## Set task
Your task is to transcribe the data in full.

(Raw records)

--- START ---

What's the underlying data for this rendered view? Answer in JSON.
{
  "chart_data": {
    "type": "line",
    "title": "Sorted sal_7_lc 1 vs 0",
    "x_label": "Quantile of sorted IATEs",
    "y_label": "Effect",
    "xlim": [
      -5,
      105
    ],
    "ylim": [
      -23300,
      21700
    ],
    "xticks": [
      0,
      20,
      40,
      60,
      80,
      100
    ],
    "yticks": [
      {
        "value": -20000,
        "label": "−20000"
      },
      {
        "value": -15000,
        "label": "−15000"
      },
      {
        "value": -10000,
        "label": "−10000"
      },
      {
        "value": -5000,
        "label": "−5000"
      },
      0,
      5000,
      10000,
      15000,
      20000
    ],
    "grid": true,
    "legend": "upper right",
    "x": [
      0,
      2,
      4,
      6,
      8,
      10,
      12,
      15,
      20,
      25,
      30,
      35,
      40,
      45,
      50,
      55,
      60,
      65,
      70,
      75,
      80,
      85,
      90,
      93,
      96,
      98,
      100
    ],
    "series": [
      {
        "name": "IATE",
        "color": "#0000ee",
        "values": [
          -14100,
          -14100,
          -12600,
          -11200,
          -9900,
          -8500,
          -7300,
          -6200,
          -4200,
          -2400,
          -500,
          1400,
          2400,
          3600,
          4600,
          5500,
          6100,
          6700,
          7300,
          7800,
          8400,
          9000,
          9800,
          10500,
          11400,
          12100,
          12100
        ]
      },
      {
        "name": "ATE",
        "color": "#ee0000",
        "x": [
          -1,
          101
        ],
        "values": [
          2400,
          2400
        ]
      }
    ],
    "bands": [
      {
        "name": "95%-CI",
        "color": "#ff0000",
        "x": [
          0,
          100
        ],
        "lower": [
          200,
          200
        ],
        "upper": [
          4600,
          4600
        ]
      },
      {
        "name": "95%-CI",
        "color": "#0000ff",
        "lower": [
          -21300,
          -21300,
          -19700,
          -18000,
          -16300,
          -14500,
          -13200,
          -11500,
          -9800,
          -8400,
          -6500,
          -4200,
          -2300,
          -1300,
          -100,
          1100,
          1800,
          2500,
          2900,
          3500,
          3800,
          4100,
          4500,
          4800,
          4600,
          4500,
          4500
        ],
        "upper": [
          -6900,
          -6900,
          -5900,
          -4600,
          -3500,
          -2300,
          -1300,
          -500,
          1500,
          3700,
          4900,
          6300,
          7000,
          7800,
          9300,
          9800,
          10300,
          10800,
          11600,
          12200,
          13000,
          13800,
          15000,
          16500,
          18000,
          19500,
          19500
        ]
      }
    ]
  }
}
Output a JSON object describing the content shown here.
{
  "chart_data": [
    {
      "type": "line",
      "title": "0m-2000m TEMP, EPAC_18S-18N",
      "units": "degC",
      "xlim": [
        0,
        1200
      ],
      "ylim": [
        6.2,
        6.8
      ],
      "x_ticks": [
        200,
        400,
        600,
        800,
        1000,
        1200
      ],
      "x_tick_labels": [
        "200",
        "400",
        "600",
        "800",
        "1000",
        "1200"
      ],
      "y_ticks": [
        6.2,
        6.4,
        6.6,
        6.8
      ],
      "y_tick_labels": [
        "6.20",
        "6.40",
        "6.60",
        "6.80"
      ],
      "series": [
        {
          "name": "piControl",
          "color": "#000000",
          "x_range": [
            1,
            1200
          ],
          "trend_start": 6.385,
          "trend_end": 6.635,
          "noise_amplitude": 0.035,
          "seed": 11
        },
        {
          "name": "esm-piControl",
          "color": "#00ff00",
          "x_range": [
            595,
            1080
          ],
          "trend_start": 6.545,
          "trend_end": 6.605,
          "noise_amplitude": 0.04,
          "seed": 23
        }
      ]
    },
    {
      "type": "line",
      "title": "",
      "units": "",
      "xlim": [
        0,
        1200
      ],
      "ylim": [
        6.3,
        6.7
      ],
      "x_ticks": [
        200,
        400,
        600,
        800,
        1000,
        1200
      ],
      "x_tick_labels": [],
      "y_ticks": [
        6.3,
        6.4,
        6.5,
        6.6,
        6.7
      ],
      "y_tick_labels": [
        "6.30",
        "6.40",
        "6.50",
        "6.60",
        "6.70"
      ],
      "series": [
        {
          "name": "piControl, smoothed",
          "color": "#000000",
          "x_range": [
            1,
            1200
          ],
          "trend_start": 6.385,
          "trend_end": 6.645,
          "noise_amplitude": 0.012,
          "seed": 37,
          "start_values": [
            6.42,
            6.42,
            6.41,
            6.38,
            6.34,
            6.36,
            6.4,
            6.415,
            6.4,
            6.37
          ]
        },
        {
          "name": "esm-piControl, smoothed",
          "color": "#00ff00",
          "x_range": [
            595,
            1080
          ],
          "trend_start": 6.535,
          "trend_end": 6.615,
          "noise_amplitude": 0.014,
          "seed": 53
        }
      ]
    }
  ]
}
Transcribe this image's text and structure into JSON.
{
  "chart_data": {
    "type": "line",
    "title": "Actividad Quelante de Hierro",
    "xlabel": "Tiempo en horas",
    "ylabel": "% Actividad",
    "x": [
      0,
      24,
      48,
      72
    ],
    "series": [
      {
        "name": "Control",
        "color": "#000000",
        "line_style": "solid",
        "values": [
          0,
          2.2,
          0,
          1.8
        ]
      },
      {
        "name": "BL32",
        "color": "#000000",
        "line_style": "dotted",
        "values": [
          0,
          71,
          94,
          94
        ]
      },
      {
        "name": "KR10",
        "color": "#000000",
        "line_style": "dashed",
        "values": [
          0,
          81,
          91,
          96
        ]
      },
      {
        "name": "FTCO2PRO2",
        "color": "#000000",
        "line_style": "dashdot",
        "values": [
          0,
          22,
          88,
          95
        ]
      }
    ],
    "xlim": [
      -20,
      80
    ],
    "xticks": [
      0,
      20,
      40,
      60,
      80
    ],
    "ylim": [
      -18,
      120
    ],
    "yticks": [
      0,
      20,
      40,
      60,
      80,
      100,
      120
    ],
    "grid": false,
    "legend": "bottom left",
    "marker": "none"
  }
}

--- END ---

## Task response
What's the underlying data for this rendered view? Answer in JSON.
{
  "chart_data": {
    "type": "line",
    "title": "Sorted sal_7_lc 1 vs 0",
    "x_label": "Quantile of sorted IATEs",
    "y_label": "Effect",
    "xlim": [
      -5,
      105
    ],
    "ylim": [
      -23300,
      21700
    ],
    "xticks": [
      0,
      20,
      40,
      60,
      80,
      100
    ],
    "yticks": [
      {
        "value": -20000,
        "label": "−20000"
      },
      {
        "value": -15000,
        "label": "−15000"
      },
      {
        "value": -10000,
        "label": "−10000"
      },
      {
        "value": -5000,
        "label": "−5000"
      },
      0,
      5000,
      10000,
      15000,
      20000
    ],
    "grid": true,
    "legend": "upper right",
    "x": [
      0,
      2,
      4,
      6,
      8,
      10,
      12,
      15,
      20,
      25,
      30,
      35,
      40,
      45,
      50,
      55,
      60,
      65,
      70,
      75,
      80,
      85,
      90,
      93,
      96,
      98,
      100
    ],
    "series": [
      {
        "name": "IATE",
        "color": "#0000ee",
        "values": [
          -14100,
          -14100,
          -12600,
          -11200,
          -9900,
          -8500,
          -7300,
          -6200,
          -4200,
          -2400,
          -500,
          1400,
          2400,
          3600,
          4600,
          5500,
          6100,
          6700,
          7300,
          7800,
          8400,
          9000,
          9800,
          10500,
          11400,
          12100,
          12100
        ]
      },
      {
        "name": "ATE",
        "color": "#ee0000",
        "x": [
          -1,
          101
        ],
        "values": [
          2400,
          2400
        ]
      }
    ],
    "bands": [
      {
        "name": "95%-CI",
        "color": "#ff0000",
        "x": [
          0,
          100
        ],
        "lower": [
          200,
          200
        ],
        "upper": [
          4600,
          4600
        ]
      },
      {
        "name": "95%-CI",
        "color": "#0000ff",
        "lower": [
          -21300,
          -21300,
          -19700,
          -18000,
          -16300,
          -14500,
          -13200,
          -11500,
          -9800,
          -8400,
          -6500,
          -4200,
          -2300,
          -1300,
          -100,
          1100,
          1800,
          2500,
          2900,
          3500,
          3800,
          4100,
          4500,
          4800,
          4600,
          4500,
          4500
        ],
        "upper": [
          -6900,
          -6900,
          -5900,
          -4600,
          -3500,
          -2300,
          -1300,
          -500,
          1500,
          3700,
          4900,
          6300,
          7000,
          7800,
          9300,
          9800,
          10300,
          10800,
          11600,
          12200,
          13000,
          13800,
          15000,
          16500,
          18000,
          19500,
          19500
        ]
      }
    ]
  }
}
Output a JSON object describing the content shown here.
{
  "chart_data": [
    {
      "type": "line",
      "title": "0m-2000m TEMP, EPAC_18S-18N",
      "units": "degC",
      "xlim": [
        0,
        1200
      ],
      "ylim": [
        6.2,
        6.8
      ],
      "x_ticks": [
        200,
        400,
        600,
        800,
        1000,
        1200
      ],
      "x_tick_labels": [
        "200",
        "400",
        "600",
        "800",
        "1000",
        "1200"
      ],
      "y_ticks": [
        6.2,
        6.4,
        6.6,
        6.8
      ],
      "y_tick_labels": [
        "6.20",
        "6.40",
        "6.60",
        "6.80"
      ],
      "series": [
        {
          "name": "piControl",
          "color": "#000000",
          "x_range": [
            1,
            1200
          ],
          "trend_start": 6.385,
          "trend_end": 6.635,
          "noise_amplitude": 0.035,
          "seed": 11
        },
        {
          "name": "esm-piControl",
          "color": "#00ff00",
          "x_range": [
            595,
            1080
          ],
          "trend_start": 6.545,
          "trend_end": 6.605,
          "noise_amplitude": 0.04,
          "seed": 23
        }
      ]
    },
    {
      "type": "line",
      "title": "",
      "units": "",
      "xlim": [
        0,
        1200
      ],
      "ylim": [
        6.3,
        6.7
      ],
      "x_ticks": [
        200,
        400,
        600,
        800,
        1000,
        1200
      ],
      "x_tick_labels": [],
      "y_ticks": [
        6.3,
        6.4,
        6.5,
        6.6,
        6.7
      ],
      "y_tick_labels": [
        "6.30",
        "6.40",
        "6.50",
        "6.60",
        "6.70"
      ],
      "series": [
        {
          "name": "piControl, smoothed",
          "color": "#000000",
          "x_range": [
            1,
            1200
          ],
          "trend_start": 6.385,
          "trend_end": 6.645,
          "noise_amplitude": 0.012,
          "seed": 37,
          "start_values": [
            6.42,
            6.42,
            6.41,
            6.38,
            6.34,
            6.36,
            6.4,
            6.415,
            6.4,
            6.37
          ]
        },
        {
          "name": "esm-piControl, smoothed",
          "color": "#00ff00",
          "x_range": [
            595,
            1080
          ],
          "trend_start": 6.535,
          "trend_end": 6.615,
          "noise_amplitude": 0.014,
          "seed": 53
        }
      ]
    }
  ]
}
Transcribe this image's text and structure into JSON.
{
  "chart_data": {
    "type": "line",
    "title": "Actividad Quelante de Hierro",
    "xlabel": "Tiempo en horas",
    "ylabel": "% Actividad",
    "x": [
      0,
      24,
      48,
      72
    ],
    "series": [
      {
        "name": "Control",
        "color": "#000000",
        "line_style": "solid",
        "values": [
          0,
          2.2,
          0,
          1.8
        ]
      },
      {
        "name": "BL32",
        "color": "#000000",
        "line_style": "dotted",
        "values": [
          0,
          71,
          94,
          94
        ]
      },
      {
        "name": "KR10",
        "color": "#000000",
        "line_style": "dashed",
        "values": [
          0,
          81,
          91,
          96
        ]
      },
      {
        "name": "FTCO2PRO2",
        "color": "#000000",
        "line_style": "dashdot",
        "values": [
          0,
          22,
          88,
          95
        ]
      }
    ],
    "xlim": [
      -20,
      80
    ],
    "xticks": [
      0,
      20,
      40,
      60,
      80
    ],
    "ylim": [
      -18,
      120
    ],
    "yticks": [
      0,
      20,
      40,
      60,
      80,
      100,
      120
    ],
    "grid": false,
    "legend": "bottom left",
    "marker": "none"
  }
}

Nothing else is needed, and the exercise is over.